WRITTEN EXERCISE: Reproduce each line from the records that holds "Pembangunan".

——————

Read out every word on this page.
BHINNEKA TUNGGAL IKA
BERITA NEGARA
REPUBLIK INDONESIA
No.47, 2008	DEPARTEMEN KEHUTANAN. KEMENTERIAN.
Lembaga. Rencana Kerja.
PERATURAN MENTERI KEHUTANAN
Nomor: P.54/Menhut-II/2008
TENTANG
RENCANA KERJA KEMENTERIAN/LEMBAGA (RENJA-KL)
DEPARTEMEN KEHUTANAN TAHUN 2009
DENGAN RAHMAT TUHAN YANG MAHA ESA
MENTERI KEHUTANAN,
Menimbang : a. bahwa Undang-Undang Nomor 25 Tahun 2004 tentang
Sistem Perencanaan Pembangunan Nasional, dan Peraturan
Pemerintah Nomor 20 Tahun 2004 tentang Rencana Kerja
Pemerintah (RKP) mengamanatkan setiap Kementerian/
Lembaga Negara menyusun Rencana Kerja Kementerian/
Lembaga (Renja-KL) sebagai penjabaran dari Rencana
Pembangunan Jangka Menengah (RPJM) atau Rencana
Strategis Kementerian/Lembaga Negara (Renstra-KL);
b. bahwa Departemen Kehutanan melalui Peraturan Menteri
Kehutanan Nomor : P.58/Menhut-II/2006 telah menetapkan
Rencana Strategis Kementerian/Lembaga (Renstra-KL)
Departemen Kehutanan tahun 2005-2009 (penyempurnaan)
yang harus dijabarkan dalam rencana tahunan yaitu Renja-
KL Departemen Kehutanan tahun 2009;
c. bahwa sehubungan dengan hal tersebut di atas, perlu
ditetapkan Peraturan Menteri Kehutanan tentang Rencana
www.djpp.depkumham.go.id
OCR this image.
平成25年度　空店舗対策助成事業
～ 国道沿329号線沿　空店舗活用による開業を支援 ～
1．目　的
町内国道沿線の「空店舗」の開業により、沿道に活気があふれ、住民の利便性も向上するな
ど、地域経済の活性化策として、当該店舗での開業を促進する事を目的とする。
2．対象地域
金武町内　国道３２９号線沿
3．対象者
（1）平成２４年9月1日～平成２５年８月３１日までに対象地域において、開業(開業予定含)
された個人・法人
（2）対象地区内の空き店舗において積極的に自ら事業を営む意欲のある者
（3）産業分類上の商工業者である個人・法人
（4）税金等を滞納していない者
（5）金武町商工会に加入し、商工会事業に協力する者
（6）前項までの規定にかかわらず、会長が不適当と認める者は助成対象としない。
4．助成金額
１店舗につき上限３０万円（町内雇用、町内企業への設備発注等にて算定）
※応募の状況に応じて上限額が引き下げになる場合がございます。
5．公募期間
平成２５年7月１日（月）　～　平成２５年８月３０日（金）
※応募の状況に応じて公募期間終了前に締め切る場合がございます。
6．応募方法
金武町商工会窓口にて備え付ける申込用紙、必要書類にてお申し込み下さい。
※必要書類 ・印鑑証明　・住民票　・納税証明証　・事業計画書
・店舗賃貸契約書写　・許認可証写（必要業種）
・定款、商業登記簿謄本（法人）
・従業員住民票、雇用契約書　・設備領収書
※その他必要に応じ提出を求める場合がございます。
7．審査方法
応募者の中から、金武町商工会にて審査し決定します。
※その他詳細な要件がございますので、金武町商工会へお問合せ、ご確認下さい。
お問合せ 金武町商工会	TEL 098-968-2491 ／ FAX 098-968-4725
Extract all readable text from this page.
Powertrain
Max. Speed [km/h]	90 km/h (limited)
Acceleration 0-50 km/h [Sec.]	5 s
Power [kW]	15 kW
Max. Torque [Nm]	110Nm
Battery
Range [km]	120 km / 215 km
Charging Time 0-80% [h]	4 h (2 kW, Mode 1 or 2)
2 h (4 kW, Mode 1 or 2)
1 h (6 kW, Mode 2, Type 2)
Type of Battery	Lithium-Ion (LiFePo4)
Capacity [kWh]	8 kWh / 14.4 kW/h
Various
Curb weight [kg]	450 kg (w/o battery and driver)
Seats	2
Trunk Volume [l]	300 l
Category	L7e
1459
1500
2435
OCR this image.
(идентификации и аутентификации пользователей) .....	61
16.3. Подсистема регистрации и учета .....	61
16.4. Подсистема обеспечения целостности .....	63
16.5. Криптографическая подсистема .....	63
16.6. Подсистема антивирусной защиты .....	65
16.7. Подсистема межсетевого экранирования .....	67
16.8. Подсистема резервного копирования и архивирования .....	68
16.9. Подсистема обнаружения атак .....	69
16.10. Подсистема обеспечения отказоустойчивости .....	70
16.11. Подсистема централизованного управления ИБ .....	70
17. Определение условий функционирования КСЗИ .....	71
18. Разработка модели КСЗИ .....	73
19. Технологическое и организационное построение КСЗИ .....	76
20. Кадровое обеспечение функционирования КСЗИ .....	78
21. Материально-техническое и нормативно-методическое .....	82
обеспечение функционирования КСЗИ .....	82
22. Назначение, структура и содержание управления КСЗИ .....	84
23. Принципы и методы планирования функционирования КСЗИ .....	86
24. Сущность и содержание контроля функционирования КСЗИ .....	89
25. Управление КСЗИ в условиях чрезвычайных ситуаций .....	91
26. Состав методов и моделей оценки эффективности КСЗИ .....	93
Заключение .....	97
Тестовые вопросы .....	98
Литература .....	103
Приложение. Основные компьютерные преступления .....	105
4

——————

ANSWER TO THIS TASK:
Sistem Perencanaan Pembangunan Nasional, dan Peraturan
Pembangunan Jangka Menengah (RPJM) atau Rencana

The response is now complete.